## TAREFAS A REALIZAR
1: Como resumiria, em duas frases, o excerto sobre a capa do Record?
2: Reproduza o excerto sobre a capa do Record, começando em "Há entre nós" e terminando em "Campo, in Record)".

## EXCERTO DO TEXTO
A HISTÓRIA DE UMA CAPA
«Diogo Caleiro é o nome do jovem 'invasor' que não resistiu à tentação de sair do seu lugar na bancada do estádio Magalhães Pessoa, correr pelo relvado dentro e abraçar Renato Sanches durante o Portugal-Bulgária. Um momento que ficou gravado na nossa primeira página e na memória do jovem da Golegã, e também na do médio benfiquista, que teve o seu baptismo de internacional A.
O facto de ter sido capa no Record potenciou a história que atravessou sites, redes sociais e tem o seu espaço neste jornal. É uma história, não mais do que isso, mas é uma história e os jornais vivem delas tanto como de notícias. Obviamente, sabemos da responsabilidade que temos e não incentivamos a qualquer invasão. O Diogo - como qualquer outro que entre pelo campo dentro - tem a consciência de que está a fazer algo que não deve pelo que, mesmo não ficando indiferente a demonstração de afecto tão comovente, importa deixar claro que se trata de um crime.
Há entre nós o (mau) hábito de tirar conclusões precipitadas sem aprofundar as questões ou fazer o mínimo esforço para tentar perceber o que motivou uma decisão, uma escolha. Abro aqui um parênteses: não me excluo angelicalmente, pois admito já ter cometido idêntico pecado. A facilidade com que hoje se critica é proporcional à velocidade com que podemos comunicar. Através de análises superficiais, formam-se opiniões tão concludentes e inapeláveis que soam a uma condenação à morte. Este terrorismo da palavra é perigoso. Propaga-se e intoxica; recorre a verve que ofende e magoa; usa e abusa de uma impunidade quase total. Dar-lhe resposta pode provocar ódios maiores mas ignorá-lo é admitir não ter razão. Fica uma certeza: enquanto vivemos neste dilema entre argumentar ou calar, cresce a intolerância. E com ela virá algo de mais preocupante.»
(António Magalhães, Entrada em Campo, in Record)
Com alguma desilusão da minha parte, começam a não me surpreender as crónicas de António Magalhães, o mui respeitável jornalista que há algum tempo atrás, com imensa satisfação e fundadas esperanças, vi substituir na direcção do jornal Record, o inenarrável João Querido Manha. E esta que acima transcrevo será o exemplo mais acabado para explicar o meu sentimento.
Ainda bem que mora no espírito de António Magalhães a consciência do enorme erro por si cometido, no exacto momento em que permitiu a publicação de tal capa. E terá sido o enorme ribombar do trovão da sua consciência, que o levou ao "acto de contrição" que esta sua posterior crónica deixa implícito. Porém...

Entradas de dados guardadas:
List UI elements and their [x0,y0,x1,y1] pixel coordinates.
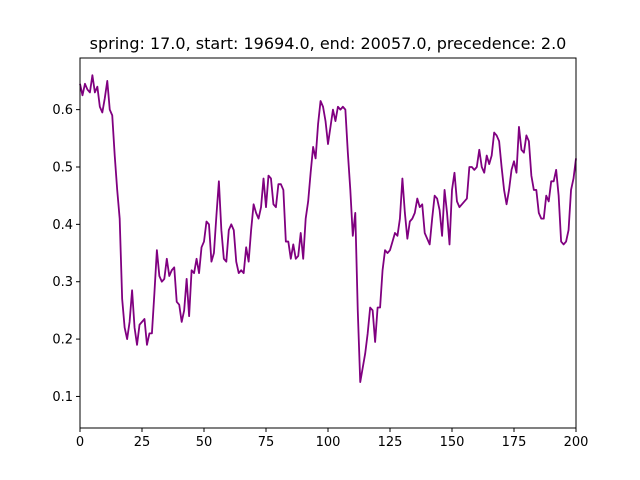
y-tick-label: 0.3 [52,275,73,290]
x-tick-label: 150 [440,435,465,450]
x-tick-label: 50 [196,435,213,450]
x-tick-label: 175 [502,435,527,450]
plot-frame [79,57,577,429]
series-line-0 [79,74,577,384]
y-tick-label: 0.5 [52,160,73,175]
x-tick-label: 75 [258,435,275,450]
y-tick-label: 0.2 [52,333,73,348]
y-tick-label: 0.4 [52,218,73,233]
x-tick-label: 100 [316,435,341,450]
x-tick-label: 125 [378,435,403,450]
x-tick-label: 25 [134,435,151,450]
y-tick-label: 0.1 [52,390,73,405]
chart-title: spring: 17.0, start: 19694.0, end: 20057… [90,34,567,53]
x-tick-label: 200 [564,435,589,450]
series-layer [79,74,577,384]
x-axis: 0 25 50 75 100 125 150 175 200 [76,428,589,450]
y-tick-label: 0.6 [52,103,73,118]
x-tick-label: 0 [76,435,84,450]
y-axis: 0.1 0.2 0.3 0.4 0.5 0.6 [52,103,80,405]
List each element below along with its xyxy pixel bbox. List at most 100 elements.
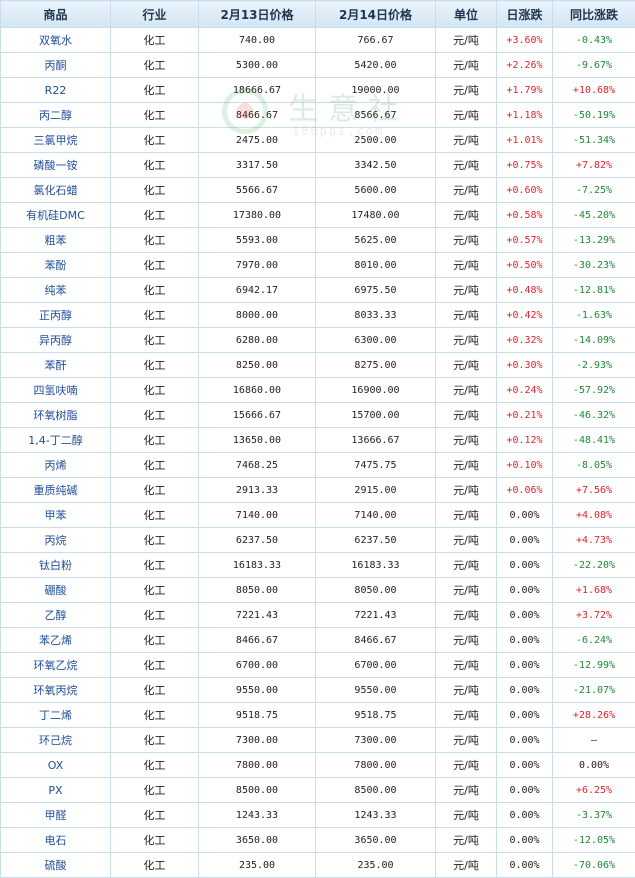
table-row: 重质纯碱 化工 2913.33 2915.00 元/吨 +0.06% +7.56% (0, 477, 635, 503)
commodity-name-link[interactable]: 四氢呋喃 (0, 377, 111, 403)
price-feb13-cell: 7221.43 (198, 602, 316, 628)
yoy-change-cell: -51.34% (552, 127, 635, 153)
unit-cell: 元/吨 (435, 502, 497, 528)
price-feb13-cell: 8000.00 (198, 302, 316, 328)
commodity-name-link[interactable]: 环氧乙烷 (0, 652, 111, 678)
commodity-name-link[interactable]: 环氧树脂 (0, 402, 111, 428)
yoy-change-cell: -12.81% (552, 277, 635, 303)
industry-cell: 化工 (110, 502, 199, 528)
unit-cell: 元/吨 (435, 177, 497, 203)
commodity-name-link[interactable]: 甲苯 (0, 502, 111, 528)
industry-cell: 化工 (110, 727, 199, 753)
price-feb13-cell: 7800.00 (198, 752, 316, 778)
unit-cell: 元/吨 (435, 152, 497, 178)
yoy-change-cell: -50.19% (552, 102, 635, 128)
unit-cell: 元/吨 (435, 852, 497, 878)
commodity-name-link[interactable]: 三氯甲烷 (0, 127, 111, 153)
industry-cell: 化工 (110, 552, 199, 578)
yoy-change-cell: -30.23% (552, 252, 635, 278)
commodity-name-link[interactable]: 电石 (0, 827, 111, 853)
header-price-feb14[interactable]: 2月14日价格 (315, 0, 436, 28)
yoy-change-cell: -22.20% (552, 552, 635, 578)
commodity-name-link[interactable]: 有机硅DMC (0, 202, 111, 228)
yoy-change-cell: 0.00% (552, 752, 635, 778)
price-feb13-cell: 740.00 (198, 27, 316, 53)
commodity-name-link[interactable]: 苯乙烯 (0, 627, 111, 653)
price-feb13-cell: 7468.25 (198, 452, 316, 478)
commodity-name-link[interactable]: 环氧丙烷 (0, 677, 111, 703)
price-feb14-cell: 8033.33 (315, 302, 436, 328)
industry-cell: 化工 (110, 52, 199, 78)
unit-cell: 元/吨 (435, 27, 497, 53)
commodity-name-link[interactable]: OX (0, 752, 111, 778)
yoy-change-cell: +3.72% (552, 602, 635, 628)
commodity-name-link[interactable]: 纯苯 (0, 277, 111, 303)
price-feb13-cell: 5593.00 (198, 227, 316, 253)
table-header-row: 商品 行业 2月13日价格 2月14日价格 单位 日涨跌 同比涨跌 (0, 0, 635, 28)
price-feb14-cell: 17480.00 (315, 202, 436, 228)
daily-change-cell: +1.01% (496, 127, 553, 153)
price-feb13-cell: 235.00 (198, 852, 316, 878)
price-feb14-cell: 7475.75 (315, 452, 436, 478)
price-feb14-cell: 8466.67 (315, 627, 436, 653)
commodity-name-link[interactable]: R22 (0, 77, 111, 103)
daily-change-cell: +0.21% (496, 402, 553, 428)
yoy-change-cell: -3.37% (552, 802, 635, 828)
commodity-name-link[interactable]: 硼酸 (0, 577, 111, 603)
commodity-name-link[interactable]: 氯化石蜡 (0, 177, 111, 203)
commodity-name-link[interactable]: 苯酚 (0, 252, 111, 278)
industry-cell: 化工 (110, 302, 199, 328)
daily-change-cell: +0.48% (496, 277, 553, 303)
header-industry[interactable]: 行业 (110, 0, 199, 28)
commodity-name-link[interactable]: 正丙醇 (0, 302, 111, 328)
commodity-name-link[interactable]: 硫酸 (0, 852, 111, 878)
commodity-name-link[interactable]: 双氧水 (0, 27, 111, 53)
table-row: 正丙醇 化工 8000.00 8033.33 元/吨 +0.42% -1.63% (0, 302, 635, 328)
header-yoy-change[interactable]: 同比涨跌 (552, 0, 635, 28)
yoy-change-cell: +7.82% (552, 152, 635, 178)
commodity-name-link[interactable]: 丙烯 (0, 452, 111, 478)
commodity-name-link[interactable]: 异丙醇 (0, 327, 111, 353)
daily-change-cell: +0.57% (496, 227, 553, 253)
unit-cell: 元/吨 (435, 602, 497, 628)
table-row: 氯化石蜡 化工 5566.67 5600.00 元/吨 +0.60% -7.25% (0, 177, 635, 203)
commodity-name-link[interactable]: 磷酸一铵 (0, 152, 111, 178)
commodity-name-link[interactable]: 重质纯碱 (0, 477, 111, 503)
price-feb14-cell: 9518.75 (315, 702, 436, 728)
price-feb13-cell: 3317.50 (198, 152, 316, 178)
commodity-name-link[interactable]: 乙醇 (0, 602, 111, 628)
yoy-change-cell: -13.29% (552, 227, 635, 253)
table-row: 丙二醇 化工 8466.67 8566.67 元/吨 +1.18% -50.19% (0, 102, 635, 128)
commodity-name-link[interactable]: 粗苯 (0, 227, 111, 253)
unit-cell: 元/吨 (435, 52, 497, 78)
daily-change-cell: +0.50% (496, 252, 553, 278)
header-daily-change[interactable]: 日涨跌 (496, 0, 553, 28)
commodity-name-link[interactable]: PX (0, 777, 111, 803)
header-price-feb13[interactable]: 2月13日价格 (198, 0, 316, 28)
unit-cell: 元/吨 (435, 552, 497, 578)
commodity-name-link[interactable]: 甲醛 (0, 802, 111, 828)
price-feb13-cell: 13650.00 (198, 427, 316, 453)
daily-change-cell: 0.00% (496, 827, 553, 853)
commodity-name-link[interactable]: 1,4-丁二醇 (0, 427, 111, 453)
unit-cell: 元/吨 (435, 577, 497, 603)
industry-cell: 化工 (110, 652, 199, 678)
commodity-name-link[interactable]: 钛白粉 (0, 552, 111, 578)
commodity-name-link[interactable]: 环己烷 (0, 727, 111, 753)
commodity-name-link[interactable]: 丙烷 (0, 527, 111, 553)
price-feb14-cell: 5625.00 (315, 227, 436, 253)
daily-change-cell: +0.60% (496, 177, 553, 203)
unit-cell: 元/吨 (435, 202, 497, 228)
commodity-name-link[interactable]: 丙酮 (0, 52, 111, 78)
header-unit[interactable]: 单位 (435, 0, 497, 28)
yoy-change-cell: -1.63% (552, 302, 635, 328)
daily-change-cell: +2.26% (496, 52, 553, 78)
industry-cell: 化工 (110, 327, 199, 353)
commodity-name-link[interactable]: 苯酐 (0, 352, 111, 378)
unit-cell: 元/吨 (435, 77, 497, 103)
commodity-name-link[interactable]: 丙二醇 (0, 102, 111, 128)
header-commodity[interactable]: 商品 (0, 0, 111, 28)
commodity-name-link[interactable]: 丁二烯 (0, 702, 111, 728)
industry-cell: 化工 (110, 702, 199, 728)
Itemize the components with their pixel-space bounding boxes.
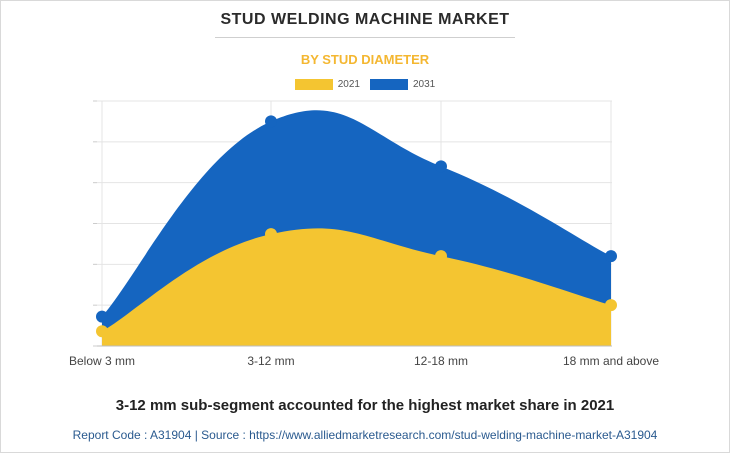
legend-swatch-2031 — [370, 79, 408, 90]
data-point-2031 — [605, 250, 617, 263]
x-tick-label: 3-12 mm — [247, 354, 294, 368]
legend-item-2031[interactable]: 2031 — [370, 79, 435, 90]
x-tick-label: 12-18 mm — [414, 354, 468, 368]
data-point-2021 — [605, 299, 617, 312]
legend-label-2021: 2021 — [337, 79, 360, 90]
legend-item-2021[interactable]: 2021 — [294, 79, 360, 90]
data-point-2031 — [96, 310, 108, 323]
legend-swatch-2021 — [294, 79, 333, 90]
data-point-2021 — [265, 228, 277, 241]
key-finding: 3-12 mm sub-segment accounted for the hi… — [115, 397, 615, 414]
legend: 2021 2031 — [0, 79, 730, 90]
x-tick-label: Below 3 mm — [69, 354, 135, 368]
legend-label-2031: 2031 — [413, 79, 436, 90]
chart-subtitle: BY STUD DIAMETER — [300, 52, 430, 67]
title-divider — [215, 37, 515, 38]
source-line[interactable]: Report Code : A31904 | Source : https://… — [72, 428, 658, 442]
data-point-2031 — [435, 160, 447, 173]
x-tick-label: 18 mm and above — [563, 354, 659, 368]
chart-title: STUD WELDING MACHINE MARKET — [220, 11, 510, 28]
data-point-2021 — [435, 250, 447, 263]
data-point-2021 — [96, 325, 108, 338]
data-point-2031 — [265, 115, 277, 128]
area-series-2021 — [102, 228, 611, 346]
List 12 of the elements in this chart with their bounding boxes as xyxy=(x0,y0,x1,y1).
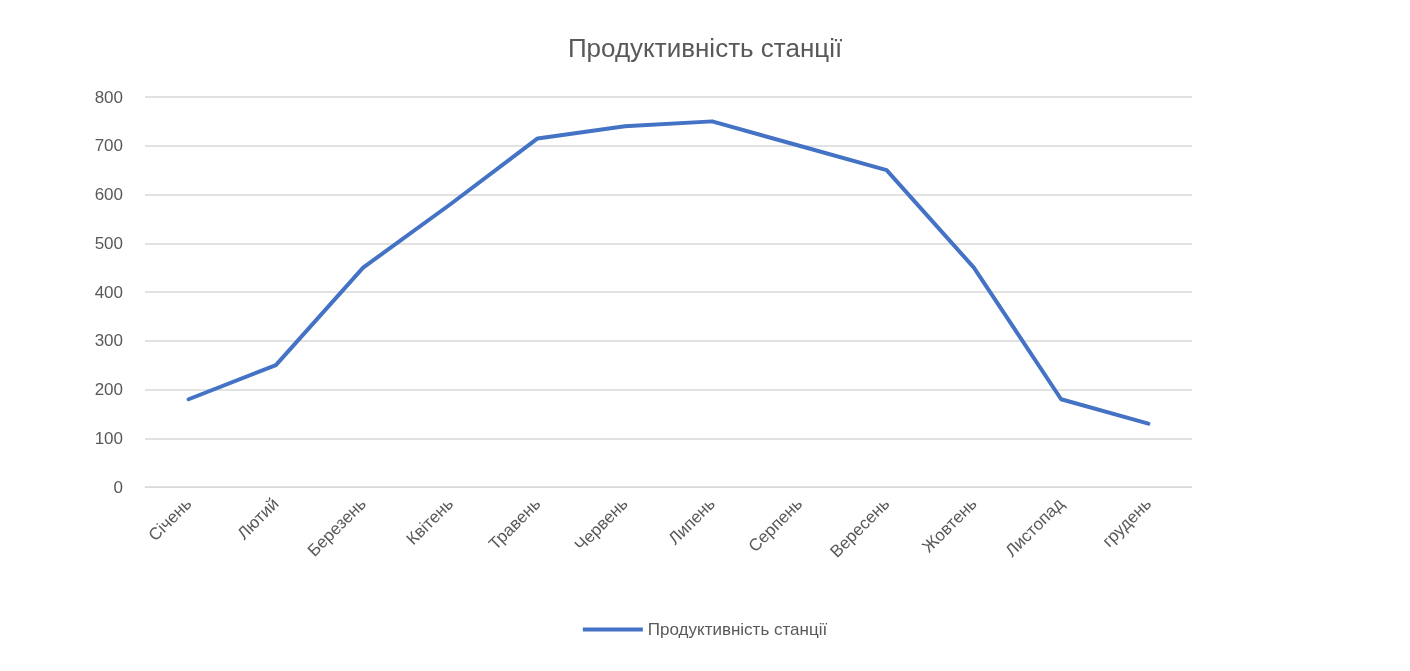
y-tick-label: 400 xyxy=(94,282,123,302)
legend-label: Продуктивність станції xyxy=(647,620,828,639)
y-tick-label: 500 xyxy=(94,233,123,253)
y-tick-label: 800 xyxy=(94,87,123,107)
y-tick-label: 600 xyxy=(94,185,123,204)
line-series xyxy=(186,119,1151,426)
y-tick-label: 700 xyxy=(94,136,123,156)
y-tick-label: 300 xyxy=(94,331,123,351)
y-tick-label: 100 xyxy=(94,428,123,448)
y-tick-label: 0 xyxy=(113,477,123,497)
chart-title: Продуктивність станції xyxy=(567,33,843,63)
y-tick-label: 200 xyxy=(94,380,123,399)
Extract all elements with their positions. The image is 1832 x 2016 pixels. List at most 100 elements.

## RESPOSTAS DO EXERCÍCIO
1: A crónica de António Magalhães no Record conta a história de Diogo Caleiro, o jovem que invadiu o relvado do estádio Magalhães Pessoa para abraçar Renato Sanches durante o Portugal-Bulgária, momento que foi capa do jornal. A crónica deixa claro que o jornal não incentiva invasões e que se trata de um crime, e critica o hábito de tirar conclusões precipitadas, enquanto quem a transcreve manifesta desilusão com as crónicas de António Magalhães e vê nesta um "acto de contrição" pelo erro de ter permitido a publicação daquela capa.

2:
Há entre nós o (mau) hábito de tirar conclusões precipitadas sem aprofundar as questões ou fazer o mínimo esforço para tentar perceber o que motivou uma decisão, uma escolha. Abro aqui um parênteses: não me excluo angelicalmente, pois admito já ter cometido idêntico pecado. A facilidade com que hoje se critica é proporcional à velocidade com que podemos comunicar. Através de análises superficiais, formam-se opiniões tão concludentes e inapeláveis que soam a uma condenação à morte. Este terrorismo da palavra é perigoso. Propaga-se e intoxica; recorre a verve que ofende e magoa; usa e abusa de uma impunidade quase total. Dar-lhe resposta pode provocar ódios maiores mas ignorá-lo é admitir não ter razão. Fica uma certeza: enquanto vivemos neste dilema entre argumentar ou calar, cresce a intolerância. E com ela virá algo de mais preocupante.»
(António Magalhães, Entrada em Campo, in Record)